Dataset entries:
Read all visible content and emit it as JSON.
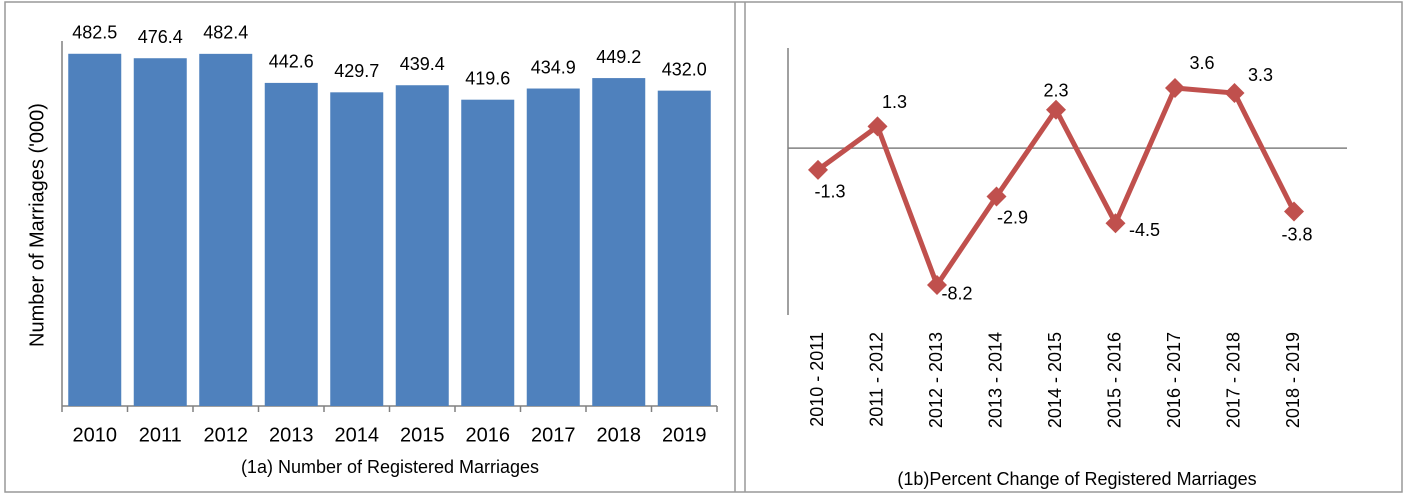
{
  "chart_data": [
    {
      "type": "bar",
      "xlabel": "(1a) Number of Registered Marriages",
      "ylabel": "Number of Marriages ('000)",
      "categories": [
        "2010",
        "2011",
        "2012",
        "2013",
        "2014",
        "2015",
        "2016",
        "2017",
        "2018",
        "2019"
      ],
      "values": [
        482.5,
        476.4,
        482.4,
        442.6,
        429.7,
        439.4,
        419.6,
        434.9,
        449.2,
        432.0
      ],
      "value_labels": [
        "482.5",
        "476.4",
        "482.4",
        "442.6",
        "429.7",
        "439.4",
        "419.6",
        "434.9",
        "449.2",
        "432.0"
      ],
      "color": "#4f81bd",
      "ylim": [
        0,
        500
      ]
    },
    {
      "type": "line",
      "xlabel": "(1b)Percent Change of Registered Marriages",
      "categories": [
        "2010 - 2011",
        "2011 - 2012",
        "2012 - 2013",
        "2013 - 2014",
        "2014 - 2015",
        "2015 - 2016",
        "2016 - 2017",
        "2017 - 2018",
        "2018 - 2019"
      ],
      "values": [
        -1.3,
        1.3,
        -8.2,
        -2.9,
        2.3,
        -4.5,
        3.6,
        3.3,
        -3.8
      ],
      "color": "#c0504d",
      "ylim": [
        -10,
        6
      ]
    }
  ]
}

§ Goal
Copy out each line word for word, please, skipping the images.

§ Solution to this problem
Read all visible content and emit it as JSON.
{
  "chart_data": [
    {
      "type": "bar",
      "xlabel": "(1a) Number of Registered Marriages",
      "ylabel": "Number of Marriages ('000)",
      "categories": [
        "2010",
        "2011",
        "2012",
        "2013",
        "2014",
        "2015",
        "2016",
        "2017",
        "2018",
        "2019"
      ],
      "values": [
        482.5,
        476.4,
        482.4,
        442.6,
        429.7,
        439.4,
        419.6,
        434.9,
        449.2,
        432.0
      ],
      "value_labels": [
        "482.5",
        "476.4",
        "482.4",
        "442.6",
        "429.7",
        "439.4",
        "419.6",
        "434.9",
        "449.2",
        "432.0"
      ],
      "color": "#4f81bd",
      "ylim": [
        0,
        500
      ]
    },
    {
      "type": "line",
      "xlabel": "(1b)Percent Change of Registered Marriages",
      "categories": [
        "2010 - 2011",
        "2011 - 2012",
        "2012 - 2013",
        "2013 - 2014",
        "2014 - 2015",
        "2015 - 2016",
        "2016 - 2017",
        "2017 - 2018",
        "2018 - 2019"
      ],
      "values": [
        -1.3,
        1.3,
        -8.2,
        -2.9,
        2.3,
        -4.5,
        3.6,
        3.3,
        -3.8
      ],
      "color": "#c0504d",
      "ylim": [
        -10,
        6
      ]
    }
  ]
}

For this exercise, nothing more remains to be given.